▸ Vorliegender Textauszug:
„Das Recht wird eher von Innen heraus bedroht“, so lautet eine weitere Aussage im Bericht aus dem Jahr 2002, die trotz mässiger Bildqualität sehenswert ist.
Es geht um massive Beeinflussung der Staatsanwaltschaften durch die Politik, und auch Volker Bouffier ist da bereits dabei. „Staatsanwälte reagieren auf Befehl und Gehorsam“, meint ein Strafrechts- Professor aus Frankfurt. Er bringt -lächelnd- auch den spöttischen Spruch von der Staatsanwaltschaft als Kavallerie der Justiz. Siehe Titel.

▸ Arbeitsauftrag:
Gib aus dem Textauszug über die Einflussnahme der Politik auf die Staatsanwaltschaften den Abschnitt zwischen „Es geht um massive“ und „Justiz. Siehe Titel.“ wörtlich wieder, beide Stellen eingeschlossen. Die Daten stehen für sich und gehören nicht zum Textauszug.

▸ Verfügbare Daten:
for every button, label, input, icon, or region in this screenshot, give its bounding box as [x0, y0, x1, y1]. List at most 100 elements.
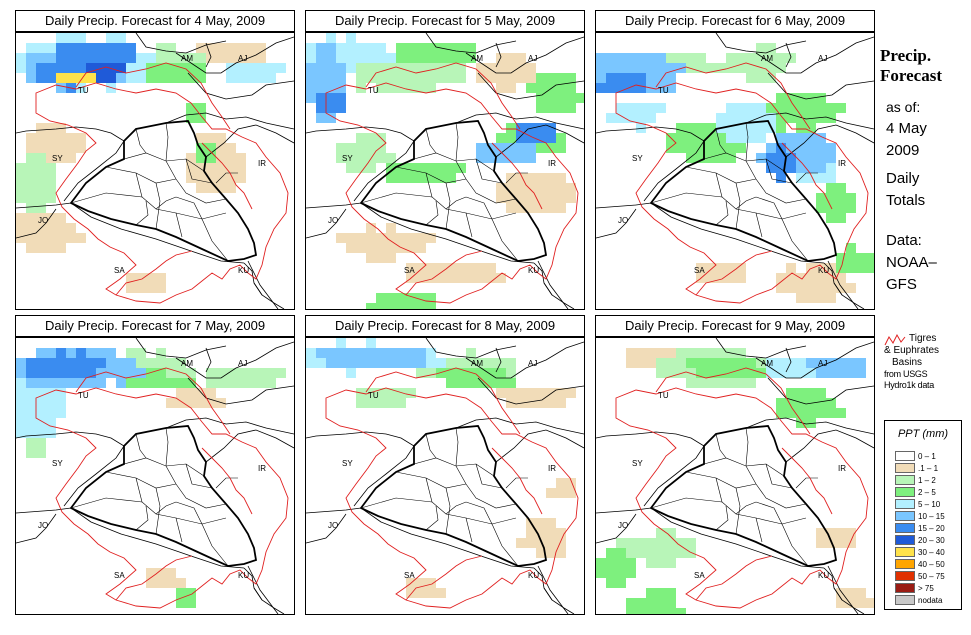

▸ Vollständige Antwort:
Es geht um massive Beeinflussung der Staatsanwaltschaften durch die Politik, und auch Volker Bouffier ist da bereits dabei. „Staatsanwälte reagieren auf Befehl und Gehorsam“, meint ein Strafrechts- Professor aus Frankfurt. Er bringt -lächelnd- auch den spöttischen Spruch von der Staatsanwaltschaft als Kavallerie der Justiz. Siehe Titel.